Your instructions. Collect each line of the entries that holds the string "muqueuse".
--- START OF Exercise material ---
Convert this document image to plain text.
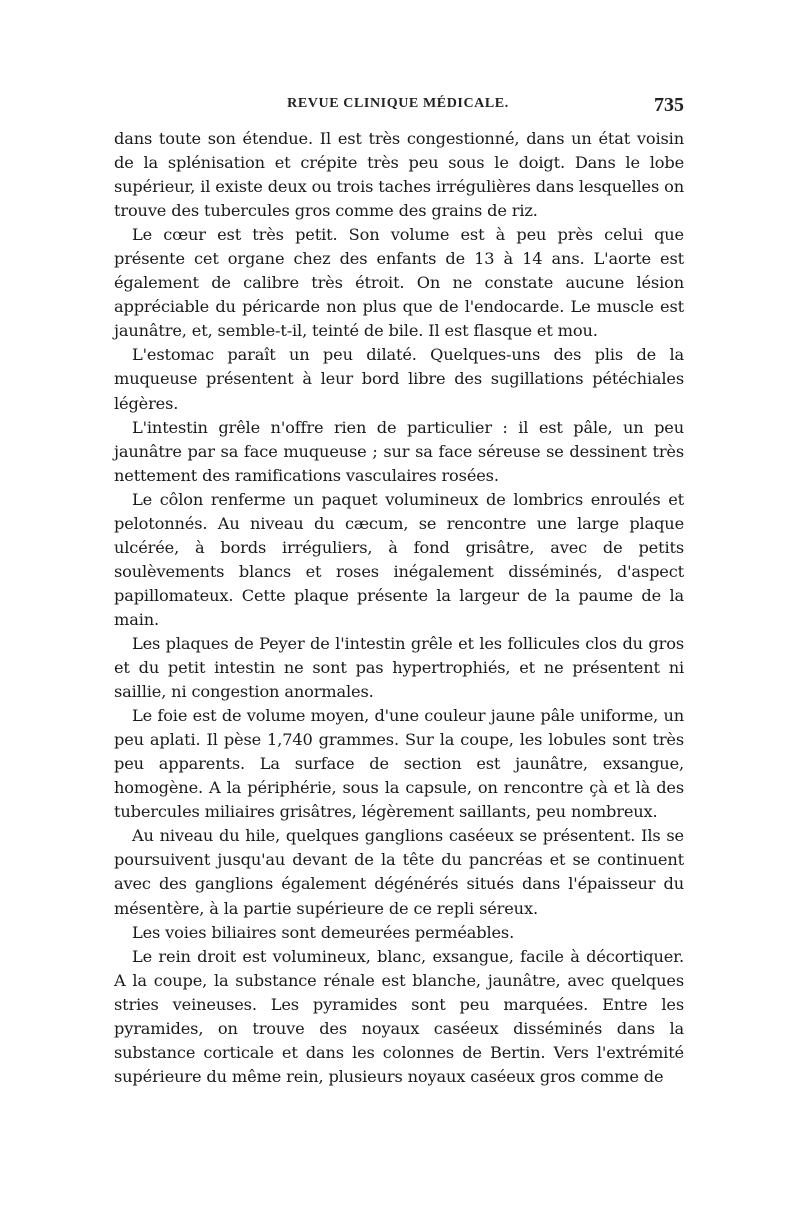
REVUE CLINIQUE MÉDICALE.	735

dans toute son étendue. Il est très congestionné, dans un état voisin de la splénisation et crépite très peu sous le doigt. Dans le lobe supérieur, il existe deux ou trois taches irrégulières dans lesquelles on trouve des tubercules gros comme des grains de riz.

Le cœur est très petit. Son volume est à peu près celui que présente cet organe chez des enfants de 13 à 14 ans. L'aorte est également de calibre très étroit. On ne constate aucune lésion appréciable du péricarde non plus que de l'endocarde. Le muscle est jaunâtre, et, semble-t-il, teinté de bile. Il est flasque et mou.

L'estomac paraît un peu dilaté. Quelques-uns des plis de la muqueuse présentent à leur bord libre des sugillations pétéchiales légères.

L'intestin grêle n'offre rien de particulier : il est pâle, un peu jaunâtre par sa face muqueuse ; sur sa face séreuse se dessinent très nettement des ramifications vasculaires rosées.

Le côlon renferme un paquet volumineux de lombrics enroulés et pelotonnés. Au niveau du cæcum, se rencontre une large plaque ulcérée, à bords irréguliers, à fond grisâtre, avec de petits soulèvements blancs et roses inégalement disséminés, d'aspect papillomateux. Cette plaque présente la largeur de la paume de la main.

Les plaques de Peyer de l'intestin grêle et les follicules clos du gros et du petit intestin ne sont pas hypertrophiés, et ne présentent ni saillie, ni congestion anormales.

Le foie est de volume moyen, d'une couleur jaune pâle uniforme, un peu aplati. Il pèse 1,740 grammes. Sur la coupe, les lobules sont très peu apparents. La surface de section est jaunâtre, exsangue, homogène. A la périphérie, sous la capsule, on rencontre çà et là des tubercules miliaires grisâtres, légèrement saillants, peu nombreux.

Au niveau du hile, quelques ganglions caséeux se présentent. Ils se poursuivent jusqu'au devant de la tête du pancréas et se continuent avec des ganglions également dégénérés situés dans l'épaisseur du mésentère, à la partie supérieure de ce repli séreux.

Les voies biliaires sont demeurées perméables.

Le rein droit est volumineux, blanc, exsangue, facile à décortiquer. A la coupe, la substance rénale est blanche, jaunâtre, avec quelques stries veineuses. Les pyramides sont peu marquées. Entre les pyramides, on trouve des noyaux caséeux disséminés dans la substance corticale et dans les colonnes de Bertin. Vers l'extrémité supérieure du même rein, plusieurs noyaux caséeux gros comme de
--- END OF Exercise material ---
Solution below.
L'estomac paraît un peu dilaté. Quelques-uns des plis de la muqueuse présentent à leur bord libre des sugillations pétéchiales légères.
L'intestin grêle n'offre rien de particulier : il est pâle, un peu jaunâtre par sa face muqueuse ; sur sa face séreuse se dessinent très nettement des ramifications vasculaires rosées.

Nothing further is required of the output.